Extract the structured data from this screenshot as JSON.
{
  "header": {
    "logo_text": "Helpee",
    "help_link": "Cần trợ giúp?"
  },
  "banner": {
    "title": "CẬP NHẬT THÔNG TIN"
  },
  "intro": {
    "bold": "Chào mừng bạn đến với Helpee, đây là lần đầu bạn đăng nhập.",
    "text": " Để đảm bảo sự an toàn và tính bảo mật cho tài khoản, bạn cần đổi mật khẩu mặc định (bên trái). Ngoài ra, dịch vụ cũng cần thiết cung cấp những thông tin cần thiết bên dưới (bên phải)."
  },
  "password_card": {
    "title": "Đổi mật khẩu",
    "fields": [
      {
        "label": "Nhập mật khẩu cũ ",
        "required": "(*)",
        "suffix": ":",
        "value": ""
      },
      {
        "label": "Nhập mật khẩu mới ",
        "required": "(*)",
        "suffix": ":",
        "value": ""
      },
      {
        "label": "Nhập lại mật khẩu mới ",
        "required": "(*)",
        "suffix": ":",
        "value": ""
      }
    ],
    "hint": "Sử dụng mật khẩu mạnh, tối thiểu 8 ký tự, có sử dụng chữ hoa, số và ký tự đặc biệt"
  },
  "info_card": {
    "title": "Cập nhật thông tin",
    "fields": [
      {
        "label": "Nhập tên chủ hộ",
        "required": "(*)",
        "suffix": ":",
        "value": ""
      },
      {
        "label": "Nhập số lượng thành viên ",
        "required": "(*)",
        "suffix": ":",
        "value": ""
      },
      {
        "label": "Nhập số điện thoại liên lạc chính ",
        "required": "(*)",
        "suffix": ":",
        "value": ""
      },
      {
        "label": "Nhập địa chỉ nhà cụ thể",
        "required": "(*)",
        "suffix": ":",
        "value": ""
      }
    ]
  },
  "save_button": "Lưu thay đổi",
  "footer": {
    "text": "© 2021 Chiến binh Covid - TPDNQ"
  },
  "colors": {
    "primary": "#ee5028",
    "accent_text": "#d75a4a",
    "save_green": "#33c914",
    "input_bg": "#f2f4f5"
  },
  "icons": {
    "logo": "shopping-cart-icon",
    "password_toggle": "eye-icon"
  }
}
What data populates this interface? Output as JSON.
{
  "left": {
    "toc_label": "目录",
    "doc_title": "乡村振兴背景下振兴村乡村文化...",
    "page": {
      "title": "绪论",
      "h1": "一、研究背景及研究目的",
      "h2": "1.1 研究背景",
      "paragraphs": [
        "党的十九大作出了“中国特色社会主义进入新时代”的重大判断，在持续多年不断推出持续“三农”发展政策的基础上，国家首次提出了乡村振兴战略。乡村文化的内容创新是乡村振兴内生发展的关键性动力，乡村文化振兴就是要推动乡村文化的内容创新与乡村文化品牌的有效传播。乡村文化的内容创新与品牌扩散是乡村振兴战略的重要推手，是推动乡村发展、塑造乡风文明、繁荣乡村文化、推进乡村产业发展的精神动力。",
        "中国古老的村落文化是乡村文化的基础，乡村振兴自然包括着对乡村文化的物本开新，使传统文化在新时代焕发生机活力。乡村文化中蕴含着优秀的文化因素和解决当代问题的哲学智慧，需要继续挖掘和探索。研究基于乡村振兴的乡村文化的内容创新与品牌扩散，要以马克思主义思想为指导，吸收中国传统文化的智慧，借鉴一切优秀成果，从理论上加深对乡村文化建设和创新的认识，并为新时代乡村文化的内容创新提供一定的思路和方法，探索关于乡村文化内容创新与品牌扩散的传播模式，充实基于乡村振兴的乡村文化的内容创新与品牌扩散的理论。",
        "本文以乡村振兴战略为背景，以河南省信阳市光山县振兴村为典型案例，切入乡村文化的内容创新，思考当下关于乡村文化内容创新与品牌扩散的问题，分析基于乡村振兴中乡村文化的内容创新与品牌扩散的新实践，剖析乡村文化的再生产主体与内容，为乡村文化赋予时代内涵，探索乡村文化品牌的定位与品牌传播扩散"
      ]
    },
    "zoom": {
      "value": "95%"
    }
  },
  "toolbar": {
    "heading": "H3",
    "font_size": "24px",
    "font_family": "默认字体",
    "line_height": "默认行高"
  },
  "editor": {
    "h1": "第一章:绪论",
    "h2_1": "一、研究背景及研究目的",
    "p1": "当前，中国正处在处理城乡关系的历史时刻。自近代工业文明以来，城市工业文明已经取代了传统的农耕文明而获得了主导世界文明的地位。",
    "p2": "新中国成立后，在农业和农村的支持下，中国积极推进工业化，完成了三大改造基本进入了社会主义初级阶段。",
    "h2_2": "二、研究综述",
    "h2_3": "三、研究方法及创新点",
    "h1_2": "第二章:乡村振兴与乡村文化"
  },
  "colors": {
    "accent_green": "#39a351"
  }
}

▸ DIRECTIONS: Copy every line of the material, please, keeping it exactly the same.

▸ EXERCISE RESPONSE:
Extract the structured data from this screenshot as JSON.
{
  "header": {
    "logo_text": "Helpee",
    "help_link": "Cần trợ giúp?"
  },
  "banner": {
    "title": "CẬP NHẬT THÔNG TIN"
  },
  "intro": {
    "bold": "Chào mừng bạn đến với Helpee, đây là lần đầu bạn đăng nhập.",
    "text": " Để đảm bảo sự an toàn và tính bảo mật cho tài khoản, bạn cần đổi mật khẩu mặc định (bên trái). Ngoài ra, dịch vụ cũng cần thiết cung cấp những thông tin cần thiết bên dưới (bên phải)."
  },
  "password_card": {
    "title": "Đổi mật khẩu",
    "fields": [
      {
        "label": "Nhập mật khẩu cũ ",
        "required": "(*)",
        "suffix": ":",
        "value": ""
      },
      {
        "label": "Nhập mật khẩu mới ",
        "required": "(*)",
        "suffix": ":",
        "value": ""
      },
      {
        "label": "Nhập lại mật khẩu mới ",
        "required": "(*)",
        "suffix": ":",
        "value": ""
      }
    ],
    "hint": "Sử dụng mật khẩu mạnh, tối thiểu 8 ký tự, có sử dụng chữ hoa, số và ký tự đặc biệt"
  },
  "info_card": {
    "title": "Cập nhật thông tin",
    "fields": [
      {
        "label": "Nhập tên chủ hộ",
        "required": "(*)",
        "suffix": ":",
        "value": ""
      },
      {
        "label": "Nhập số lượng thành viên ",
        "required": "(*)",
        "suffix": ":",
        "value": ""
      },
      {
        "label": "Nhập số điện thoại liên lạc chính ",
        "required": "(*)",
        "suffix": ":",
        "value": ""
      },
      {
        "label": "Nhập địa chỉ nhà cụ thể",
        "required": "(*)",
        "suffix": ":",
        "value": ""
      }
    ]
  },
  "save_button": "Lưu thay đổi",
  "footer": {
    "text": "© 2021 Chiến binh Covid - TPDNQ"
  },
  "colors": {
    "primary": "#ee5028",
    "accent_text": "#d75a4a",
    "save_green": "#33c914",
    "input_bg": "#f2f4f5"
  },
  "icons": {
    "logo": "shopping-cart-icon",
    "password_toggle": "eye-icon"
  }
}
What data populates this interface? Output as JSON.
{
  "left": {
    "toc_label": "目录",
    "doc_title": "乡村振兴背景下振兴村乡村文化...",
    "page": {
      "title": "绪论",
      "h1": "一、研究背景及研究目的",
      "h2": "1.1 研究背景",
      "paragraphs": [
        "党的十九大作出了“中国特色社会主义进入新时代”的重大判断，在持续多年不断推出持续“三农”发展政策的基础上，国家首次提出了乡村振兴战略。乡村文化的内容创新是乡村振兴内生发展的关键性动力，乡村文化振兴就是要推动乡村文化的内容创新与乡村文化品牌的有效传播。乡村文化的内容创新与品牌扩散是乡村振兴战略的重要推手，是推动乡村发展、塑造乡风文明、繁荣乡村文化、推进乡村产业发展的精神动力。",
        "中国古老的村落文化是乡村文化的基础，乡村振兴自然包括着对乡村文化的物本开新，使传统文化在新时代焕发生机活力。乡村文化中蕴含着优秀的文化因素和解决当代问题的哲学智慧，需要继续挖掘和探索。研究基于乡村振兴的乡村文化的内容创新与品牌扩散，要以马克思主义思想为指导，吸收中国传统文化的智慧，借鉴一切优秀成果，从理论上加深对乡村文化建设和创新的认识，并为新时代乡村文化的内容创新提供一定的思路和方法，探索关于乡村文化内容创新与品牌扩散的传播模式，充实基于乡村振兴的乡村文化的内容创新与品牌扩散的理论。",
        "本文以乡村振兴战略为背景，以河南省信阳市光山县振兴村为典型案例，切入乡村文化的内容创新，思考当下关于乡村文化内容创新与品牌扩散的问题，分析基于乡村振兴中乡村文化的内容创新与品牌扩散的新实践，剖析乡村文化的再生产主体与内容，为乡村文化赋予时代内涵，探索乡村文化品牌的定位与品牌传播扩散"
      ]
    },
    "zoom": {
      "value": "95%"
    }
  },
  "toolbar": {
    "heading": "H3",
    "font_size": "24px",
    "font_family": "默认字体",
    "line_height": "默认行高"
  },
  "editor": {
    "h1": "第一章:绪论",
    "h2_1": "一、研究背景及研究目的",
    "p1": "当前，中国正处在处理城乡关系的历史时刻。自近代工业文明以来，城市工业文明已经取代了传统的农耕文明而获得了主导世界文明的地位。",
    "p2": "新中国成立后，在农业和农村的支持下，中国积极推进工业化，完成了三大改造基本进入了社会主义初级阶段。",
    "h2_2": "二、研究综述",
    "h2_3": "三、研究方法及创新点",
    "h1_2": "第二章:乡村振兴与乡村文化"
  },
  "colors": {
    "accent_green": "#39a351"
  }
}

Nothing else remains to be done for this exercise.